PROMPT: Give the entries again exactly, every one of them.

Stored records:
>> Start

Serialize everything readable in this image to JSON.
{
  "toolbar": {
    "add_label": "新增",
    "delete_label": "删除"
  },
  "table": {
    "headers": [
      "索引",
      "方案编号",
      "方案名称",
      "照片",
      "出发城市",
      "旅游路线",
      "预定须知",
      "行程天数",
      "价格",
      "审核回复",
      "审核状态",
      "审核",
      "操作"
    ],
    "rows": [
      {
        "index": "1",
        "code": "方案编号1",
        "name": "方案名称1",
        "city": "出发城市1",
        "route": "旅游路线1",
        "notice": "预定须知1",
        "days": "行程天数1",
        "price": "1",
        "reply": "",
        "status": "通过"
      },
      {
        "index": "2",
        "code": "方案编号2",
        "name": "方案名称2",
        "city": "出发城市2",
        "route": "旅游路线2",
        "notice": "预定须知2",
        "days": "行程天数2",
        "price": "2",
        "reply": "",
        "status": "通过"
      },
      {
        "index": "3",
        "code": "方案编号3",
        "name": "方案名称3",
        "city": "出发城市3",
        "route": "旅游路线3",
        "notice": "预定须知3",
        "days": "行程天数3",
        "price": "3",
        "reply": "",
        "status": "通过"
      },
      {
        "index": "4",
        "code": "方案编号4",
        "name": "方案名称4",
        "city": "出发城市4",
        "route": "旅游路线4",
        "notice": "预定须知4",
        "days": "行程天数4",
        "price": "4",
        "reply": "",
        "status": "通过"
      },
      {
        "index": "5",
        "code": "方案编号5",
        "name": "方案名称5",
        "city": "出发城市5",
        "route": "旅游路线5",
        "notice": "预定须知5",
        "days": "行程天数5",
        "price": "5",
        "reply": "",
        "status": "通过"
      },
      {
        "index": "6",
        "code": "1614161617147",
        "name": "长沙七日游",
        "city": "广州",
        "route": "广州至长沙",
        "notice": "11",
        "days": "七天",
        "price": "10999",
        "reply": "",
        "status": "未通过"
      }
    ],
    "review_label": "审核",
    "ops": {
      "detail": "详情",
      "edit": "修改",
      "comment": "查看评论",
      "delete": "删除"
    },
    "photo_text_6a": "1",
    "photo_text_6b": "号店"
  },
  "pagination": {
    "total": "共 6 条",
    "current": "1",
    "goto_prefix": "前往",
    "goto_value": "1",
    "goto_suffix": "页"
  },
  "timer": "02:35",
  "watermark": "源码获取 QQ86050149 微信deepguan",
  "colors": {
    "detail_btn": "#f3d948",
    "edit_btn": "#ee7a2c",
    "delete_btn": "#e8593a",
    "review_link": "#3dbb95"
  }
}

>> End

CORRECT OUTPUT:
Serialize everything readable in this image to JSON.
{
  "toolbar": {
    "add_label": "新增",
    "delete_label": "删除"
  },
  "table": {
    "headers": [
      "索引",
      "方案编号",
      "方案名称",
      "照片",
      "出发城市",
      "旅游路线",
      "预定须知",
      "行程天数",
      "价格",
      "审核回复",
      "审核状态",
      "审核",
      "操作"
    ],
    "rows": [
      {
        "index": "1",
        "code": "方案编号1",
        "name": "方案名称1",
        "city": "出发城市1",
        "route": "旅游路线1",
        "notice": "预定须知1",
        "days": "行程天数1",
        "price": "1",
        "reply": "",
        "status": "通过"
      },
      {
        "index": "2",
        "code": "方案编号2",
        "name": "方案名称2",
        "city": "出发城市2",
        "route": "旅游路线2",
        "notice": "预定须知2",
        "days": "行程天数2",
        "price": "2",
        "reply": "",
        "status": "通过"
      },
      {
        "index": "3",
        "code": "方案编号3",
        "name": "方案名称3",
        "city": "出发城市3",
        "route": "旅游路线3",
        "notice": "预定须知3",
        "days": "行程天数3",
        "price": "3",
        "reply": "",
        "status": "通过"
      },
      {
        "index": "4",
        "code": "方案编号4",
        "name": "方案名称4",
        "city": "出发城市4",
        "route": "旅游路线4",
        "notice": "预定须知4",
        "days": "行程天数4",
        "price": "4",
        "reply": "",
        "status": "通过"
      },
      {
        "index": "5",
        "code": "方案编号5",
        "name": "方案名称5",
        "city": "出发城市5",
        "route": "旅游路线5",
        "notice": "预定须知5",
        "days": "行程天数5",
        "price": "5",
        "reply": "",
        "status": "通过"
      },
      {
        "index": "6",
        "code": "1614161617147",
        "name": "长沙七日游",
        "city": "广州",
        "route": "广州至长沙",
        "notice": "11",
        "days": "七天",
        "price": "10999",
        "reply": "",
        "status": "未通过"
      }
    ],
    "review_label": "审核",
    "ops": {
      "detail": "详情",
      "edit": "修改",
      "comment": "查看评论",
      "delete": "删除"
    },
    "photo_text_6a": "1",
    "photo_text_6b": "号店"
  },
  "pagination": {
    "total": "共 6 条",
    "current": "1",
    "goto_prefix": "前往",
    "goto_value": "1",
    "goto_suffix": "页"
  },
  "timer": "02:35",
  "watermark": "源码获取 QQ86050149 微信deepguan",
  "colors": {
    "detail_btn": "#f3d948",
    "edit_btn": "#ee7a2c",
    "delete_btn": "#e8593a",
    "review_link": "#3dbb95"
  }
}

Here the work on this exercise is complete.